• **Texte fourni**

_ _ _ _

Le drame du XIXe siècle : Lorenzaccio, Alfred de Musset

Introduction :

Suite à la Révolution au XVIIIe siècle, la société française a beaucoup évolué. Pour rompre avec le classicisme qui n’acceptait de mettre en scène que des personnages nobles, les auteurs du XIXe siècle souhaitent changer les règles. Ils veulent désormais inclure des personnages de tous les milieux sociaux.

Victor Hugo par exemple, dans Ruy Blas, met en scène un domestique qui se retrouve Premier ministre de la reine d’Espagne.

En clair, au XVIIIe siècle, le drame bourgeois mettait en scène le quotidien des bourgeois. C’est le cas notamment de Beaumarchais dans L’Autre Tartuffe ou la Mère coupable en 1792. Au XIXe siècle, le drame prend la forme du drame romantique.

Nous allons retracer brièvement l’histoire du drame romantique et évoquer ses principales caractéristiques. Puis, nous nous intéresserons à un extrait de Lorenzaccio, qui est un drame romantique d’Alfred de Musset écrit en 1834.

Définition et origine du drame romantique

Contexte du drame romantique

Après les rebondissements historiques de la Révolution française, les règles établies par les auteurs classiques ne correspondent plus à la société du XIXe siècle. Un renouveau s’impose donc à travers le mouvement romantique.

bannière à retenir

À retenir

Le romantisme est un courant qui touche toute l’Europe dès la fin du XVIIIe siècle et qui apparaît en réaction au classicisme.

Il y a à cette époque un véritable rejet du classique. La représentation de la première œuvre considérée comme un drame romantique, Hernani, cristallise ce conflit. Lors des premières représentations de la pièce de Victor Hugo en 1830, des affrontements éclatent car l’œuvre choque le public conservateur.

Les détracteurs du drame romantique viennent pour perturber le bon déroulement de la pièce, déclenchant une querelle entre classiques et romantiques, c’est-à-dire entre anciens et modernes. Les affrontements deviennent même violents, mais les amis de Victor Hugo réussissent toutefois à faire accepter la pièce à la suite d’une véritable bataille.

  • Cet épisode reste d’ailleurs connu sous le nom de bataille d’Hernani.

Définition du drame romantique

  • Le drame est un sous-genre du théâtre dans lequel le courant romantique a trouvé le moyen de s’exprimer.
bannière à retenir

À retenir

Victor Hugo a théorisé le drame romantique dans la préface de Cromwell en 1827.

Considéré comme le texte fondateur du drame romantique, il y exprime ses idées et explique qu’il considère ce genre comme « une peinture totale de la nature ».

_ _ _ _

• **Données extraites**

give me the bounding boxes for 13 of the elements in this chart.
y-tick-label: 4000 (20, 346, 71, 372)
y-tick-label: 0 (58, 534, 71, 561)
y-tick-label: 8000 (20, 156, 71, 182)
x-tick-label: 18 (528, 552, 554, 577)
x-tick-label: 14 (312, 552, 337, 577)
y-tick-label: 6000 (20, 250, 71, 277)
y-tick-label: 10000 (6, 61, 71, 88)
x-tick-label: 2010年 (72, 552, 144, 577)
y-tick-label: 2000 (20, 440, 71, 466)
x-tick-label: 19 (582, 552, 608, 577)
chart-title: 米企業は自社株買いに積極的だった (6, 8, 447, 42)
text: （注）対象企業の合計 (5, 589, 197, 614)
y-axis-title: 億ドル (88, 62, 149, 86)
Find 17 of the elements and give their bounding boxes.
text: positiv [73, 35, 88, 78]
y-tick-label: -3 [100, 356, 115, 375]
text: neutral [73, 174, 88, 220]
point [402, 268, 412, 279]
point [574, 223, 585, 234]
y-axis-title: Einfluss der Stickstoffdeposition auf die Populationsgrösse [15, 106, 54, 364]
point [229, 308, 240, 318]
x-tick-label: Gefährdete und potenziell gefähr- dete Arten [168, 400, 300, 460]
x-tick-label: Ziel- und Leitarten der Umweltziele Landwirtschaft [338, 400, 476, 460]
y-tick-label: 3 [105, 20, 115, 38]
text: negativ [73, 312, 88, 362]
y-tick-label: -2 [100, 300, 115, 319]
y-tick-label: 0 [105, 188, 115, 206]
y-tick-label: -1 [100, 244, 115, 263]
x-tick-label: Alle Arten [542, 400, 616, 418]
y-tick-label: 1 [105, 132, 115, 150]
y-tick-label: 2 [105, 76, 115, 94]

_ _ _ _

• **Consigne 1**
Les affirmations suivantes concordent-elles avec le texte sur le drame romantique ? Répondez à chacune par oui ou par non et citez les mots du texte qui tranchent.
(a) Des affrontements ont éclaté lors des premières représentations d'Hernani en 1830.
(b) Victor Hugo a théorisé le drame romantique dans la préface de Ruy Blas.
(c) Lorenzaccio a été écrit en 1834.
• **Consigne 2**
Transcrivez le passage du texte sur le drame romantique qui commence aux mots « Suite à la Révolution » et s'arrête après « la reine d’Espagne. ».

• **Résultat obtenu 1**
(a) Oui : « Lors des premières représentations de la pièce de Victor Hugo en 1830, des affrontements éclatent car l’œuvre choque le public conservateur. »
(b) Non : « Victor Hugo a théorisé le drame romantique dans la préface de Cromwell en 1827. »
(c) Oui : « Lorenzaccio, qui est un drame romantique d’Alfred de Musset écrit en 1834. »

• **Résultat obtenu 2**
Suite à la Révolution au XVIIIe siècle, la société française a beaucoup évolué. Pour rompre avec le classicisme qui n’acceptait de mettre en scène que des personnages nobles, les auteurs du XIXe siècle souhaitent changer les règles. Ils veulent désormais inclure des personnages de tous les milieux sociaux.

Victor Hugo par exemple, dans Ruy Blas, met en scène un domestique qui se retrouve Premier ministre de la reine d’Espagne.